> _TASK OBJECTIVE_
Below are records. Copy every line with "emotional" in it.

> _SOURCE MATERIAL_
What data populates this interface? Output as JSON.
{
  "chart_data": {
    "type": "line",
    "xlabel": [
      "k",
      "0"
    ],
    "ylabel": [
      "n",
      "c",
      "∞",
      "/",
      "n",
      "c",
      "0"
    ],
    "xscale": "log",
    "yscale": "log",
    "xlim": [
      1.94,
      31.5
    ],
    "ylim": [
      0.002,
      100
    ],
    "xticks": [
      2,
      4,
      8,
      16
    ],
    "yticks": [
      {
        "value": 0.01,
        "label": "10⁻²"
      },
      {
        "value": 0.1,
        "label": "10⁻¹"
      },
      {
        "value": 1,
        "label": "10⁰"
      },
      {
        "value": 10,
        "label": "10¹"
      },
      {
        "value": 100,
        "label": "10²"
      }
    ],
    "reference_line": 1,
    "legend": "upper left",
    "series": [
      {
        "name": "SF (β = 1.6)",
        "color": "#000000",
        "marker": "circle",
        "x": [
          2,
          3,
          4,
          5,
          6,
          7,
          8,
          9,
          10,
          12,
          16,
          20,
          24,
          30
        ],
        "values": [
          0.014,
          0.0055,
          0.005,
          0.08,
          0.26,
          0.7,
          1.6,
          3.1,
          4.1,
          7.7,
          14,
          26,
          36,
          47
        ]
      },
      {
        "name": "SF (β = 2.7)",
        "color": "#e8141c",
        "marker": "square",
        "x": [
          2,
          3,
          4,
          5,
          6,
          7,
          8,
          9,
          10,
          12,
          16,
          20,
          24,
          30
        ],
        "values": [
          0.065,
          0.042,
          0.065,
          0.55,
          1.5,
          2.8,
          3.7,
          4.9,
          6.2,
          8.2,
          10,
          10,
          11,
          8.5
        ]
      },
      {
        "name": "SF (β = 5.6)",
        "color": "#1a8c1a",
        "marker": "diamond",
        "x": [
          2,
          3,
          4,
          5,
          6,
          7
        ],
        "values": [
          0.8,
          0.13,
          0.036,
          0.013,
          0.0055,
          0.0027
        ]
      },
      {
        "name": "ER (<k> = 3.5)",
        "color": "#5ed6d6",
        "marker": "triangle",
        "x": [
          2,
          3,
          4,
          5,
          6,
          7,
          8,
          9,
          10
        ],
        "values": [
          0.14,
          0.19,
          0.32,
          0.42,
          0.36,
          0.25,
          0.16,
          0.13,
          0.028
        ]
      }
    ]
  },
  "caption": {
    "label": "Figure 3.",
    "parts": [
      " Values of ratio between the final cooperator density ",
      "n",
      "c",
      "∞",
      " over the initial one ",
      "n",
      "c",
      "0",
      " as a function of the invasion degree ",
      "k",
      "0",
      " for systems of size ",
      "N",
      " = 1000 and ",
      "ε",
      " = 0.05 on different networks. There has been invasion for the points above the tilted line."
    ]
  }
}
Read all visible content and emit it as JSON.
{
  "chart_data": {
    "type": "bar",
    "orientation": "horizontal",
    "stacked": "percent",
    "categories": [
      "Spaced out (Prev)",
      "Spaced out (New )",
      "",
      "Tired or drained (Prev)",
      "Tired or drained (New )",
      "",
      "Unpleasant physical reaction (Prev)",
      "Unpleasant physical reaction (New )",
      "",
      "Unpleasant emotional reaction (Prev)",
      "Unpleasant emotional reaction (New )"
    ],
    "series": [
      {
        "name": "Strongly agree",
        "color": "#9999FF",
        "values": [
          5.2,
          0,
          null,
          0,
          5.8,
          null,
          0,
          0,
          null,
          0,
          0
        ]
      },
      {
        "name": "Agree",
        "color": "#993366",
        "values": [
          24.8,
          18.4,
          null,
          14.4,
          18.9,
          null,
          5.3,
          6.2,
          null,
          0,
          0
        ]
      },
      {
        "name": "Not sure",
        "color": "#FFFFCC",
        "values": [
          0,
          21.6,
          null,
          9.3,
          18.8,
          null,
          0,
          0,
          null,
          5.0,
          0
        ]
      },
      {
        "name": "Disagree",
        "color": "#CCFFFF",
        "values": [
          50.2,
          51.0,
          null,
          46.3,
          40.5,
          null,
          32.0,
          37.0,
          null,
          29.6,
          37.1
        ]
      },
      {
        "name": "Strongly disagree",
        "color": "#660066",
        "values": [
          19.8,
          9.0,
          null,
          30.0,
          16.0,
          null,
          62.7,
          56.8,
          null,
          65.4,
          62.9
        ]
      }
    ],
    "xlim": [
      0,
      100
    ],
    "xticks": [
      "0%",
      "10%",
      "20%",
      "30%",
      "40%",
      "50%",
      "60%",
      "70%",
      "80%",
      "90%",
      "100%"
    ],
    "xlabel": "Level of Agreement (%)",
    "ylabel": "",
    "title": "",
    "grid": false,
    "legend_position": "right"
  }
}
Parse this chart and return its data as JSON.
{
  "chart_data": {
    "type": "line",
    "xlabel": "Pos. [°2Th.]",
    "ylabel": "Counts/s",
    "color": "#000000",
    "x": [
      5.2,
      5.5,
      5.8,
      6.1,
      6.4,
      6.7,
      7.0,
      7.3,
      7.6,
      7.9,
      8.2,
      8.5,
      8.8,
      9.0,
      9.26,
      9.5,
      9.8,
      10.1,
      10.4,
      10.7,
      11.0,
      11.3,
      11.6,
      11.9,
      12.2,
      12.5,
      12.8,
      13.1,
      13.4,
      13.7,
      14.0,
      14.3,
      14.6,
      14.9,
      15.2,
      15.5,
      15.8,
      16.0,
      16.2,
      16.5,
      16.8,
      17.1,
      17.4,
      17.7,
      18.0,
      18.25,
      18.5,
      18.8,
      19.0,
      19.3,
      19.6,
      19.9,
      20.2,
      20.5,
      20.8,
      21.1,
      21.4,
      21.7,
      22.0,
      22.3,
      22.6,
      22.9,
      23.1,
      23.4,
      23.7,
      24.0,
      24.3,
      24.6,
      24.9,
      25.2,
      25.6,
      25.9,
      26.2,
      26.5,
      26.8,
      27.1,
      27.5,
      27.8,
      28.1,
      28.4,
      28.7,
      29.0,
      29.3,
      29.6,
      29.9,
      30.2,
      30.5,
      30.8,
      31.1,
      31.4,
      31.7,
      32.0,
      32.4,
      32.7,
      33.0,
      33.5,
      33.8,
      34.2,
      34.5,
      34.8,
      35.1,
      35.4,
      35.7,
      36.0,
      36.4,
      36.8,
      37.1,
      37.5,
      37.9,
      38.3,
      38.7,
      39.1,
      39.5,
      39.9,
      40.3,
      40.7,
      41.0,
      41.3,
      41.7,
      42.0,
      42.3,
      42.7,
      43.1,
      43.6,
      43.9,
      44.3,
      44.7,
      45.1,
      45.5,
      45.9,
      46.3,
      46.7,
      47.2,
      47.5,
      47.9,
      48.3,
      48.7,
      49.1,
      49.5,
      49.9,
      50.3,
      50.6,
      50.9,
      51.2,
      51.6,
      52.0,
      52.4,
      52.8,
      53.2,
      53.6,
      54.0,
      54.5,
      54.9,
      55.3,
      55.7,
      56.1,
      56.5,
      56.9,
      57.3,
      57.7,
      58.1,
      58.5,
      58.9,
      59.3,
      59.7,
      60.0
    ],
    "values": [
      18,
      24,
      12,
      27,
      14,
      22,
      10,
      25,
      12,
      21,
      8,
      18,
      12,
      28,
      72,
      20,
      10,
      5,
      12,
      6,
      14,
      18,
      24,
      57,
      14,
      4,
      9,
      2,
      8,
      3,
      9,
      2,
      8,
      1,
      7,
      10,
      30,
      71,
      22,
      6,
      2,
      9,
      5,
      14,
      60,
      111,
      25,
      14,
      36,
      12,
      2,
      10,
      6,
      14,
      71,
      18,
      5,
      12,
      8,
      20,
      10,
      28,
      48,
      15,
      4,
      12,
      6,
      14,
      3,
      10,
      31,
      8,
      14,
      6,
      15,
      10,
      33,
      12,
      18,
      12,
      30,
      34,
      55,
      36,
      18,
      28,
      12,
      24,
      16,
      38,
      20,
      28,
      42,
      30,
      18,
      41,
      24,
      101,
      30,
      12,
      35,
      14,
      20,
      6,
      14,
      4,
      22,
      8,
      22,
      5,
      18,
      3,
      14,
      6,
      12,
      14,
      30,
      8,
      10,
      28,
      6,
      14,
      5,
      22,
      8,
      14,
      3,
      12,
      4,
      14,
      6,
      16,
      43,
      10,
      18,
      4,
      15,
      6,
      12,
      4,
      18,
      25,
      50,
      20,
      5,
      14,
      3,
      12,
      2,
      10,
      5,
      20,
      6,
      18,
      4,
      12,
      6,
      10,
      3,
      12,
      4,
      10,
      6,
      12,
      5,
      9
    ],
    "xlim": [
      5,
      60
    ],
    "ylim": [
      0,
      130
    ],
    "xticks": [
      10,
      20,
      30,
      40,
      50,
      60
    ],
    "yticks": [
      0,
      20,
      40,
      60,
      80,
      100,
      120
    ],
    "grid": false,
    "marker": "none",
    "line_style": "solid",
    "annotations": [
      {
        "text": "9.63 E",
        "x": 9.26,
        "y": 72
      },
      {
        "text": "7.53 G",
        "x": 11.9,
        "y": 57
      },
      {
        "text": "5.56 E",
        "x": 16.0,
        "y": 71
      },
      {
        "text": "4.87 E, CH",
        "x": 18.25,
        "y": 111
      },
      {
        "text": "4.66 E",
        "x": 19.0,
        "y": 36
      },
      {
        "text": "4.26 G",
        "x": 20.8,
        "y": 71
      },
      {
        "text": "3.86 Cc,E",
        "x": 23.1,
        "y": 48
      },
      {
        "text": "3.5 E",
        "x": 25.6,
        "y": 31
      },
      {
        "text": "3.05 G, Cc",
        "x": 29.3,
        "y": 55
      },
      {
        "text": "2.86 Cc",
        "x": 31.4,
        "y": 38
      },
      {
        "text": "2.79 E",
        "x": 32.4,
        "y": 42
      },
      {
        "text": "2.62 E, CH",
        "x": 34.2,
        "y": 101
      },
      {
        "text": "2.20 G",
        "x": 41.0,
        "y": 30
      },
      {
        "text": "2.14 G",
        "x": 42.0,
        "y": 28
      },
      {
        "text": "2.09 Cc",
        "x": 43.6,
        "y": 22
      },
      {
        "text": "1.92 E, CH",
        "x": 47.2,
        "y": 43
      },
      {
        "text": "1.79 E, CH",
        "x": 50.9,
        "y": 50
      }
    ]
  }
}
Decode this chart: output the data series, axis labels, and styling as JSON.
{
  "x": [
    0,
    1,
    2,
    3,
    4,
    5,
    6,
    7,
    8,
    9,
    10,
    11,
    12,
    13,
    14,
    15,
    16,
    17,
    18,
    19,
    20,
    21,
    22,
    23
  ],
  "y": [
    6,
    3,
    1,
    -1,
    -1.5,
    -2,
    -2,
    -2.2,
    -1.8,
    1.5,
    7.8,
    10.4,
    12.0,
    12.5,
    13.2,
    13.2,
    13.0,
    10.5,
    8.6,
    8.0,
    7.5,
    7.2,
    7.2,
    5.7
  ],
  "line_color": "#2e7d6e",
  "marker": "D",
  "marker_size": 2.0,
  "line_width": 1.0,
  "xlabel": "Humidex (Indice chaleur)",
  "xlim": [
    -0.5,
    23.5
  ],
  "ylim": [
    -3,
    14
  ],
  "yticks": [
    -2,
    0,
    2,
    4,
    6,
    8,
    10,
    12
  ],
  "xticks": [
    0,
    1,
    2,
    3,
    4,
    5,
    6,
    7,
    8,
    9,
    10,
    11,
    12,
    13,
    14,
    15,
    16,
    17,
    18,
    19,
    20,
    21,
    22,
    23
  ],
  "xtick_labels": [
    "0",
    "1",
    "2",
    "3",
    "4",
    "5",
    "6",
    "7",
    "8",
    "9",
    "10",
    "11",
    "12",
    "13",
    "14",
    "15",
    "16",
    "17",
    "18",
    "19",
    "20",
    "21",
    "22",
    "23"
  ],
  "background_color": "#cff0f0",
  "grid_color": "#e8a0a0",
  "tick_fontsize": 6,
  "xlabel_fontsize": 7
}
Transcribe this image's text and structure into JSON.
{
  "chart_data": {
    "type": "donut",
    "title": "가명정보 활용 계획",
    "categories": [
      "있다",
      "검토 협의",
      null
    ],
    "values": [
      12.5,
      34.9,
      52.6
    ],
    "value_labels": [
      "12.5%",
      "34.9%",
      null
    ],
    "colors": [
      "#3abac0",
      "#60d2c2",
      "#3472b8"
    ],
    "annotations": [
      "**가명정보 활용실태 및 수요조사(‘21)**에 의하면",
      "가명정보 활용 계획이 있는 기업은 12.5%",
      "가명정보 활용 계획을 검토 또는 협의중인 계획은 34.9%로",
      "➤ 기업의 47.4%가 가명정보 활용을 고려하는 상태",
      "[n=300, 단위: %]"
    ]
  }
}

> _SOLVED PROBLEM_
      "Unpleasant emotional reaction (Prev)",
      "Unpleasant emotional reaction (New )"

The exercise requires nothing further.